*Short problem:* Copy each line in which the string "axes" occurs.

━━━━━━━━━━━━━━━━

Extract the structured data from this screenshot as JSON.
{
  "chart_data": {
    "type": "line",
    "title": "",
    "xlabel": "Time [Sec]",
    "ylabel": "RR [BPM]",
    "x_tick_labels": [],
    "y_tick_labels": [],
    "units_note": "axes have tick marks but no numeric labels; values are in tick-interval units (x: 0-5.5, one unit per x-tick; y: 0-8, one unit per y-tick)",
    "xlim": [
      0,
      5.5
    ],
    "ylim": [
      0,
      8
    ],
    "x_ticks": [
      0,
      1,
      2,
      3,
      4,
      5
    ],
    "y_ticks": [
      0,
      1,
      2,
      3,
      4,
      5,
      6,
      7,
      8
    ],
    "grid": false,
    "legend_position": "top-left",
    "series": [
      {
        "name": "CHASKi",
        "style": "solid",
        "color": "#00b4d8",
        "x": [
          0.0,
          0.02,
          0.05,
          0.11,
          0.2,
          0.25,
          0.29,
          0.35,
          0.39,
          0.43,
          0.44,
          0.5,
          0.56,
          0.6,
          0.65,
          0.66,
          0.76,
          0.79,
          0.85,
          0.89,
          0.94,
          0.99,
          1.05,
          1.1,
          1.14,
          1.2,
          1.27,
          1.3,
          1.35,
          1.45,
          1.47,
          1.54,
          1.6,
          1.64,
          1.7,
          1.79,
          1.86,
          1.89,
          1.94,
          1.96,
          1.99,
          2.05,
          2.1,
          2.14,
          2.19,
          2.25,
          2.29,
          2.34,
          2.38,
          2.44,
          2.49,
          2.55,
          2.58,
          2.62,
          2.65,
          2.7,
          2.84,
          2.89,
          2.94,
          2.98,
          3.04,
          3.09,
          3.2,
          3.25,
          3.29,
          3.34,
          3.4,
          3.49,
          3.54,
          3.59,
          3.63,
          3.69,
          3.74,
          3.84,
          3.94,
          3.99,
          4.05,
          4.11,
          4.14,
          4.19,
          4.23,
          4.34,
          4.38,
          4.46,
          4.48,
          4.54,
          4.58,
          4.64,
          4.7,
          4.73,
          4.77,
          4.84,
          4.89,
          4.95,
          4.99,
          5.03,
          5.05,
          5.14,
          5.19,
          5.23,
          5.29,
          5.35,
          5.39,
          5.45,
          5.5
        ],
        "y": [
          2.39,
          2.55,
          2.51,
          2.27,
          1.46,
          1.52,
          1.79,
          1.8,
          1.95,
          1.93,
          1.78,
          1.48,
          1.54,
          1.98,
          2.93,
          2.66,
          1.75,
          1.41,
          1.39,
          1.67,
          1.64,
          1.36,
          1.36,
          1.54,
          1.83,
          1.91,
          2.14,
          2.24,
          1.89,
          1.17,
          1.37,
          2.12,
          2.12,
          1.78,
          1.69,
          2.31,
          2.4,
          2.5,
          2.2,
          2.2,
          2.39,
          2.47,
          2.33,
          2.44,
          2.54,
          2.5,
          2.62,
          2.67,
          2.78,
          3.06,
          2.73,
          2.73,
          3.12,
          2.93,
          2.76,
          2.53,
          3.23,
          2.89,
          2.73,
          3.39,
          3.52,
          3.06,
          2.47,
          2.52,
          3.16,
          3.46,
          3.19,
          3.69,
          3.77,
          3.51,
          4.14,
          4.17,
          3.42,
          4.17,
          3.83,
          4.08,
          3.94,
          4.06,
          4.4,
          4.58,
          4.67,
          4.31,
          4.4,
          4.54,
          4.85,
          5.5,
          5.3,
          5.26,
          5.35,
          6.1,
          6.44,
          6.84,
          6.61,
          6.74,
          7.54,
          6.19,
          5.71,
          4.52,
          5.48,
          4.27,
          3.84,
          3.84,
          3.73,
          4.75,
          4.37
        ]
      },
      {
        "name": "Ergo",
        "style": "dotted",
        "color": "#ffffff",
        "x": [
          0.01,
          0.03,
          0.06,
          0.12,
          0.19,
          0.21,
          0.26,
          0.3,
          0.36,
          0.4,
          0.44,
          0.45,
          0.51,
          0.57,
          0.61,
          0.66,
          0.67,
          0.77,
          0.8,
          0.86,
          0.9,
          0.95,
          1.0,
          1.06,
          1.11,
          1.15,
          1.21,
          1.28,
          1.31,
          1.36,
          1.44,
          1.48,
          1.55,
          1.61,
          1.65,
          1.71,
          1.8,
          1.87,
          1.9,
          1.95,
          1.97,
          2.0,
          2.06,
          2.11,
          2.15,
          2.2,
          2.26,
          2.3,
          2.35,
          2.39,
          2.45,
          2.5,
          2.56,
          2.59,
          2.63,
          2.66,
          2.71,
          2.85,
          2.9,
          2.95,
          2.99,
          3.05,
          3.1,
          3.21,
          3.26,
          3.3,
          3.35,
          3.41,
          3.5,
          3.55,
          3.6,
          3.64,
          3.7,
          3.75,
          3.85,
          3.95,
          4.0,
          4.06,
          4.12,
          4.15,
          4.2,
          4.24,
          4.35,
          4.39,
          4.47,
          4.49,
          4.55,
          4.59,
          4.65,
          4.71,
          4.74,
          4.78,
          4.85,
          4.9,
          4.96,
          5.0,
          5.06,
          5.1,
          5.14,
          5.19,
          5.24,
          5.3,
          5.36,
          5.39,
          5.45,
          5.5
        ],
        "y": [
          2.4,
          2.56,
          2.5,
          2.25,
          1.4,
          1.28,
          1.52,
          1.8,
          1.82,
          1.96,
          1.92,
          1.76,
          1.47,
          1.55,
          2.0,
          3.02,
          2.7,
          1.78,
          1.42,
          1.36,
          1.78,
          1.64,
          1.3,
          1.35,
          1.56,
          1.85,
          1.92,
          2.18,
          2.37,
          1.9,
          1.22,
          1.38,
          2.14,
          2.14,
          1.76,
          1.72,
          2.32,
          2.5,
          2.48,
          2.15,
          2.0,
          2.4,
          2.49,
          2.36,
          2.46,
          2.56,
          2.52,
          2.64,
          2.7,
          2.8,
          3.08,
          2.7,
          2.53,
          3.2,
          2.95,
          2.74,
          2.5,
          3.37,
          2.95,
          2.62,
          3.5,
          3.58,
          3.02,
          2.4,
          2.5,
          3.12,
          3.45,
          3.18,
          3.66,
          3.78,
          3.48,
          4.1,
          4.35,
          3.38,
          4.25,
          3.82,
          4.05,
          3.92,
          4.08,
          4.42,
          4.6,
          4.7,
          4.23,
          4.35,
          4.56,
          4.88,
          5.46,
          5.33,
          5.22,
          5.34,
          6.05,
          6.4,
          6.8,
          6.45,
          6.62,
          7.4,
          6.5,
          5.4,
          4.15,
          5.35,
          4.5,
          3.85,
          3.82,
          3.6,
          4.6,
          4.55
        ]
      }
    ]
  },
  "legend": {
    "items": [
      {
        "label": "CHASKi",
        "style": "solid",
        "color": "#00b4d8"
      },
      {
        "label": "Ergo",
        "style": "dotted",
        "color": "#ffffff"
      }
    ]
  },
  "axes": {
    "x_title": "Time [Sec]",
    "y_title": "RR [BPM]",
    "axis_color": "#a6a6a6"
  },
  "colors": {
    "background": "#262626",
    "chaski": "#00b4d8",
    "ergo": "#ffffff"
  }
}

━━━━━━━━━━━━━━━━

*The reply:*
    "units_note": "axes have tick marks but no numeric labels; values are in tick-interval units (x: 0-5.5, one unit per x-tick; y: 0-8, one unit per y-tick)",
  "axes": {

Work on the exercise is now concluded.